TASK INSTRUCTIONS = Exactly as they appear, copy the lines of the listing from the one containing "What's the underlying" through the final line, both included, and nothing else.

DATA SHOWN =
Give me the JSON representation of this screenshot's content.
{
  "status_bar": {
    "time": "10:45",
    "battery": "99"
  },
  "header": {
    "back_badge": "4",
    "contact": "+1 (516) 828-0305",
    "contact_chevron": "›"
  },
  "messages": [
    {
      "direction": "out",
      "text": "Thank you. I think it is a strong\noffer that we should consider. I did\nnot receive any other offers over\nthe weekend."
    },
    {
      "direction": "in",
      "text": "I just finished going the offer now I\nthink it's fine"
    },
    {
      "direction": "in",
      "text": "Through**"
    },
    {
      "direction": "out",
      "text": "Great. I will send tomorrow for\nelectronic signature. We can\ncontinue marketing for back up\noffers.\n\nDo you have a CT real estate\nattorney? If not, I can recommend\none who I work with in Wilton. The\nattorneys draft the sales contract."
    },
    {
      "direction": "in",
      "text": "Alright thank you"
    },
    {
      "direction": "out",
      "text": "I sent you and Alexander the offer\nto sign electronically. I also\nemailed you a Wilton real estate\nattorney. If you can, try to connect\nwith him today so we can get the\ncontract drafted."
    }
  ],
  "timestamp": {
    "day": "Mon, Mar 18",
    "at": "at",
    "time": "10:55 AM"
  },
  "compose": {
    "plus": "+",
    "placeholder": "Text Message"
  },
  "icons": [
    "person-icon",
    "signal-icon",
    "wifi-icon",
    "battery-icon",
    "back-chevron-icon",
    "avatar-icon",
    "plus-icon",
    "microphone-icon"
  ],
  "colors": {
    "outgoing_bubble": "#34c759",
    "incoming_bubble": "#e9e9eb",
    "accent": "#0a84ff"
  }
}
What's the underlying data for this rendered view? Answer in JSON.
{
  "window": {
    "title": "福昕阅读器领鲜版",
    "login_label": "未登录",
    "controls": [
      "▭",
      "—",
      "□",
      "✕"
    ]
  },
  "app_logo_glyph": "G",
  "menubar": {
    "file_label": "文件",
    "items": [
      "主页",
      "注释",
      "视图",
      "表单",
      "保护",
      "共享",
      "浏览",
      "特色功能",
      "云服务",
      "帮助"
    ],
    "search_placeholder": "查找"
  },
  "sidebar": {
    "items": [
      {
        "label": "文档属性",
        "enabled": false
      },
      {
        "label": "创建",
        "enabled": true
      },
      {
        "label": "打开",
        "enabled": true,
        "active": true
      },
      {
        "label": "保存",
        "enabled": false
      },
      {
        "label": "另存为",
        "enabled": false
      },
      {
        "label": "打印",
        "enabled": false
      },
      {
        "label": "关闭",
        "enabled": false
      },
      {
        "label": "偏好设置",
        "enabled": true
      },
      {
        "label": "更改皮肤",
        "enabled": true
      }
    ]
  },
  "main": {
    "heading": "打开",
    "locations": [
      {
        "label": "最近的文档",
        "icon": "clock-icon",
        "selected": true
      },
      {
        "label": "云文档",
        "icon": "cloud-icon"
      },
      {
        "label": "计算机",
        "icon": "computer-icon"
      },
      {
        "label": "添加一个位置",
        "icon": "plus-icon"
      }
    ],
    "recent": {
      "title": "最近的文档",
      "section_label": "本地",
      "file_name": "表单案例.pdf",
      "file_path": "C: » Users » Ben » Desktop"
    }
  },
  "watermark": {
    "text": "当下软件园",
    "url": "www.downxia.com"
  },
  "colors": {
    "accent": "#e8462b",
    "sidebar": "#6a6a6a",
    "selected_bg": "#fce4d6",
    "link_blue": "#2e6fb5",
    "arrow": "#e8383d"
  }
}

RESULT BELOW =
What's the underlying data for this rendered view? Answer in JSON.
{
  "window": {
    "title": "福昕阅读器领鲜版",
    "login_label": "未登录",
    "controls": [
      "▭",
      "—",
      "□",
      "✕"
    ]
  },
  "app_logo_glyph": "G",
  "menubar": {
    "file_label": "文件",
    "items": [
      "主页",
      "注释",
      "视图",
      "表单",
      "保护",
      "共享",
      "浏览",
      "特色功能",
      "云服务",
      "帮助"
    ],
    "search_placeholder": "查找"
  },
  "sidebar": {
    "items": [
      {
        "label": "文档属性",
        "enabled": false
      },
      {
        "label": "创建",
        "enabled": true
      },
      {
        "label": "打开",
        "enabled": true,
        "active": true
      },
      {
        "label": "保存",
        "enabled": false
      },
      {
        "label": "另存为",
        "enabled": false
      },
      {
        "label": "打印",
        "enabled": false
      },
      {
        "label": "关闭",
        "enabled": false
      },
      {
        "label": "偏好设置",
        "enabled": true
      },
      {
        "label": "更改皮肤",
        "enabled": true
      }
    ]
  },
  "main": {
    "heading": "打开",
    "locations": [
      {
        "label": "最近的文档",
        "icon": "clock-icon",
        "selected": true
      },
      {
        "label": "云文档",
        "icon": "cloud-icon"
      },
      {
        "label": "计算机",
        "icon": "computer-icon"
      },
      {
        "label": "添加一个位置",
        "icon": "plus-icon"
      }
    ],
    "recent": {
      "title": "最近的文档",
      "section_label": "本地",
      "file_name": "表单案例.pdf",
      "file_path": "C: » Users » Ben » Desktop"
    }
  },
  "watermark": {
    "text": "当下软件园",
    "url": "www.downxia.com"
  },
  "colors": {
    "accent": "#e8462b",
    "sidebar": "#6a6a6a",
    "selected_bg": "#fce4d6",
    "link_blue": "#2e6fb5",
    "arrow": "#e8383d"
  }
}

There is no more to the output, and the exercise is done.